# Written problem
Transcribe the material in full. Nothing should differ except that the pictures are left out.

####################

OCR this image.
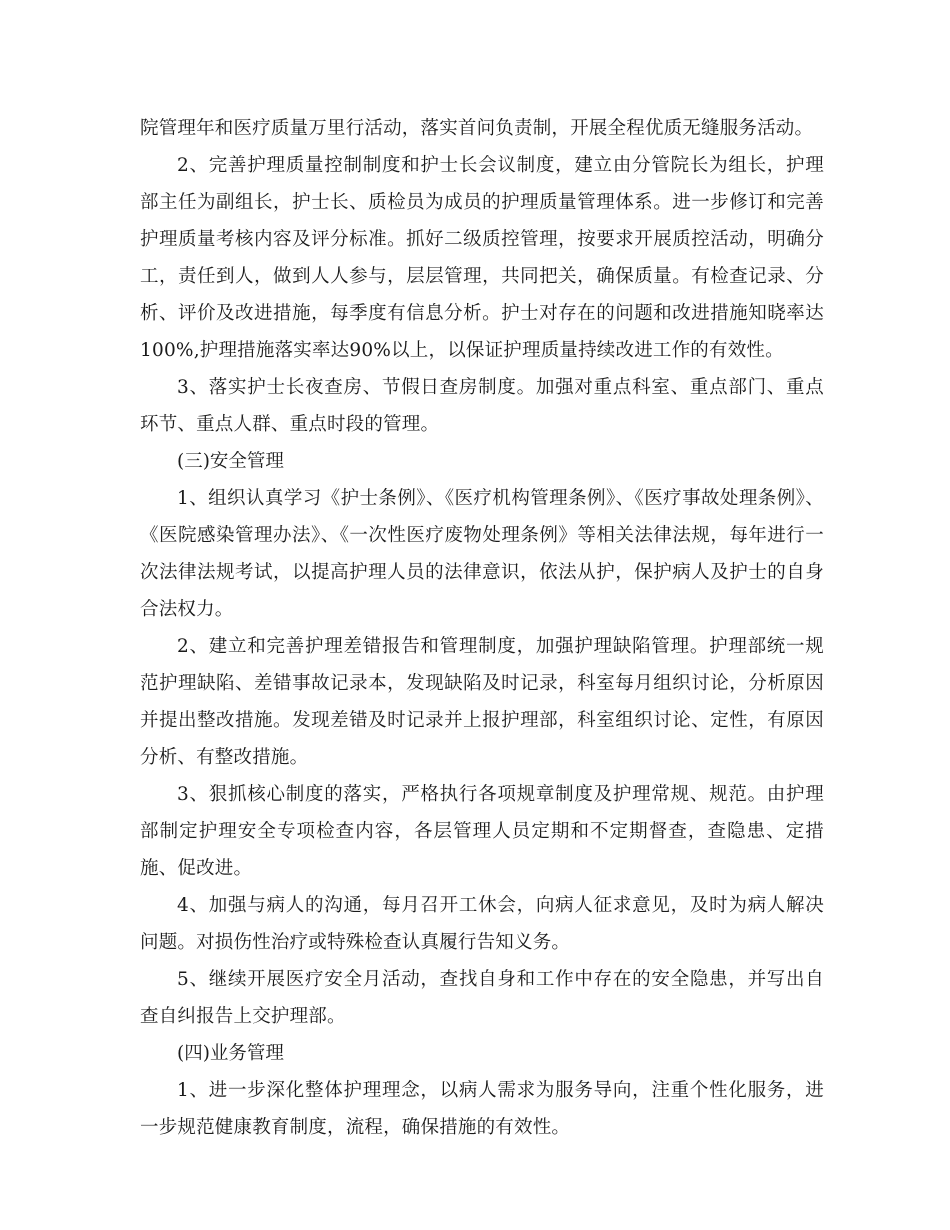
院管理年和医疗质量万里行活动，落实首问负责制，开展全程优质无缝服务活动。

2、完善护理质量控制制度和护士长会议制度，建立由分管院长为组长，护理部主任为副组长，护士长、质检员为成员的护理质量管理体系。进一步修订和完善护理质量考核内容及评分标准。抓好二级质控管理，按要求开展质控活动，明确分工，责任到人，做到人人参与，层层管理，共同把关，确保质量。有检查记录、分析、评价及改进措施，每季度有信息分析。护士对存在的问题和改进措施知晓率达100%,护理措施落实率达90%以上，以保证护理质量持续改进工作的有效性。

3、落实护士长夜查房、节假日查房制度。加强对重点科室、重点部门、重点环节、重点人群、重点时段的管理。

(三)安全管理

1、组织认真学习《护士条例》、《医疗机构管理条例》、《医疗事故处理条例》、《医院感染管理办法》、《一次性医疗废物处理条例》等相关法律法规，每年进行一次法律法规考试，以提高护理人员的法律意识，依法从护，保护病人及护士的自身合法权力。

2、建立和完善护理差错报告和管理制度，加强护理缺陷管理。护理部统一规范护理缺陷、差错事故记录本，发现缺陷及时记录，科室每月组织讨论，分析原因并提出整改措施。发现差错及时记录并上报护理部，科室组织讨论、定性，有原因分析、有整改措施。

3、狠抓核心制度的落实，严格执行各项规章制度及护理常规、规范。由护理部制定护理安全专项检查内容，各层管理人员定期和不定期督查，查隐患、定措施、促改进。

4、加强与病人的沟通，每月召开工休会，向病人征求意见，及时为病人解决问题。对损伤性治疗或特殊检查认真履行告知义务。

5、继续开展医疗安全月活动，查找自身和工作中存在的安全隐患，并写出自查自纠报告上交护理部。

(四)业务管理

1、进一步深化整体护理理念，以病人需求为服务导向，注重个性化服务，进一步规范健康教育制度，流程，确保措施的有效性。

####################

# Exercise answer
OCR this image.
院管理年和医疗质量万里行活动，落实首问负责制，开展全程优质无缝服务活动。

2、完善护理质量控制制度和护士长会议制度，建立由分管院长为组长，护理部主任为副组长，护士长、质检员为成员的护理质量管理体系。进一步修订和完善护理质量考核内容及评分标准。抓好二级质控管理，按要求开展质控活动，明确分工，责任到人，做到人人参与，层层管理，共同把关，确保质量。有检查记录、分析、评价及改进措施，每季度有信息分析。护士对存在的问题和改进措施知晓率达100%,护理措施落实率达90%以上，以保证护理质量持续改进工作的有效性。

3、落实护士长夜查房、节假日查房制度。加强对重点科室、重点部门、重点环节、重点人群、重点时段的管理。

(三)安全管理

1、组织认真学习《护士条例》、《医疗机构管理条例》、《医疗事故处理条例》、《医院感染管理办法》、《一次性医疗废物处理条例》等相关法律法规，每年进行一次法律法规考试，以提高护理人员的法律意识，依法从护，保护病人及护士的自身合法权力。

2、建立和完善护理差错报告和管理制度，加强护理缺陷管理。护理部统一规范护理缺陷、差错事故记录本，发现缺陷及时记录，科室每月组织讨论，分析原因并提出整改措施。发现差错及时记录并上报护理部，科室组织讨论、定性，有原因分析、有整改措施。

3、狠抓核心制度的落实，严格执行各项规章制度及护理常规、规范。由护理部制定护理安全专项检查内容，各层管理人员定期和不定期督查，查隐患、定措施、促改进。

4、加强与病人的沟通，每月召开工休会，向病人征求意见，及时为病人解决问题。对损伤性治疗或特殊检查认真履行告知义务。

5、继续开展医疗安全月活动，查找自身和工作中存在的安全隐患，并写出自查自纠报告上交护理部。

(四)业务管理

1、进一步深化整体护理理念，以病人需求为服务导向，注重个性化服务，进一步规范健康教育制度，流程，确保措施的有效性。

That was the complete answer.